** DIRECTIONS **
Reproduce the entries word for word, and omit any picture you find in them.

[Saved data entries]

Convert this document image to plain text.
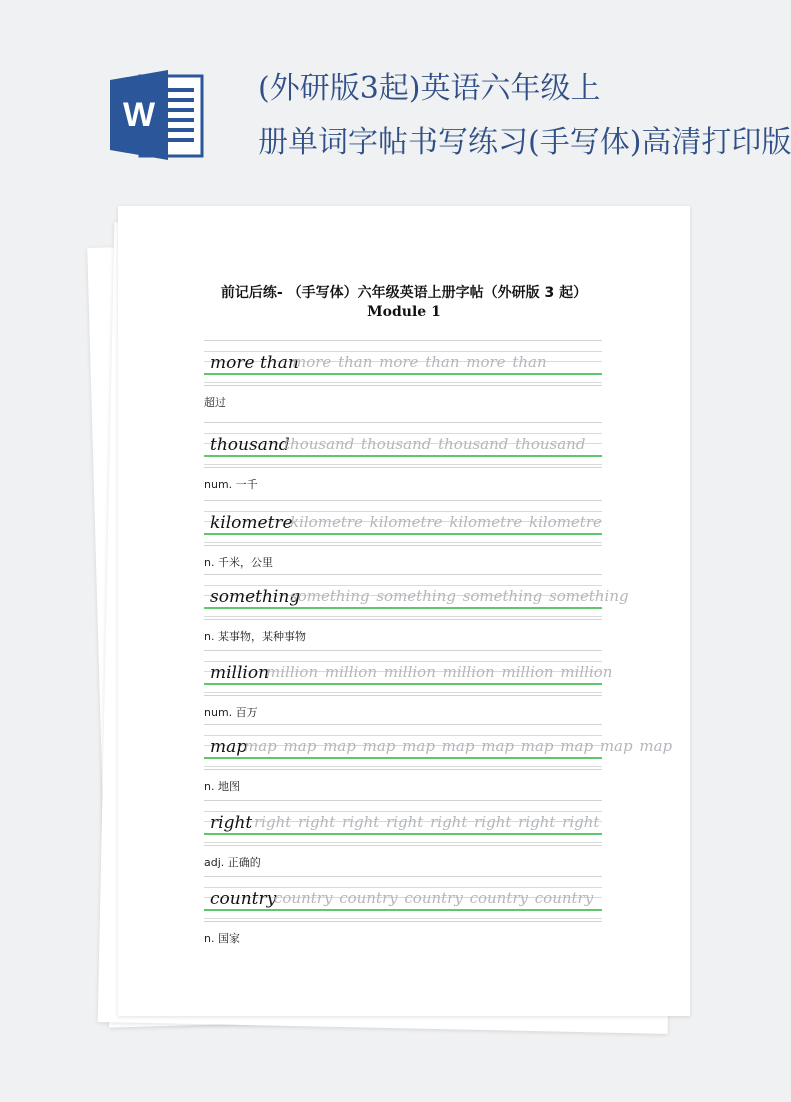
W
(外研版3起)英语六年级上
册单词字帖书写练习(手写体)高清打印版
前记后练- （手写体）六年级英语上册字帖（外研版 3 起）
Module 1
more than
more than more than more than
超过
thousand
thousand thousand thousand thousand
num. 一千
kilometre
kilometre kilometre kilometre kilometre
n. 千米，公里
something
something something something something
n. 某事物，某种事物
million
million million million million million million
num. 百万
map
map map map map map map map map map map map
n. 地图
right right right right right right right right right
adj. 正确的
country
country country country country country
n. 国家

** OUTPUT FOR THIS EXERCISE **
Convert this document image to plain text.
W
(外研版3起)英语六年级上
册单词字帖书写练习(手写体)高清打印版
前记后练- （手写体）六年级英语上册字帖（外研版 3 起）
Module 1
more than
more than more than more than
超过
thousand
thousand thousand thousand thousand
num. 一千
kilometre
kilometre kilometre kilometre kilometre
n. 千米，公里
something
something something something something
n. 某事物，某种事物
million
million million million million million million
num. 百万
map
map map map map map map map map map map map
n. 地图
right right right right right right right right right
adj. 正确的
country
country country country country country
n. 国家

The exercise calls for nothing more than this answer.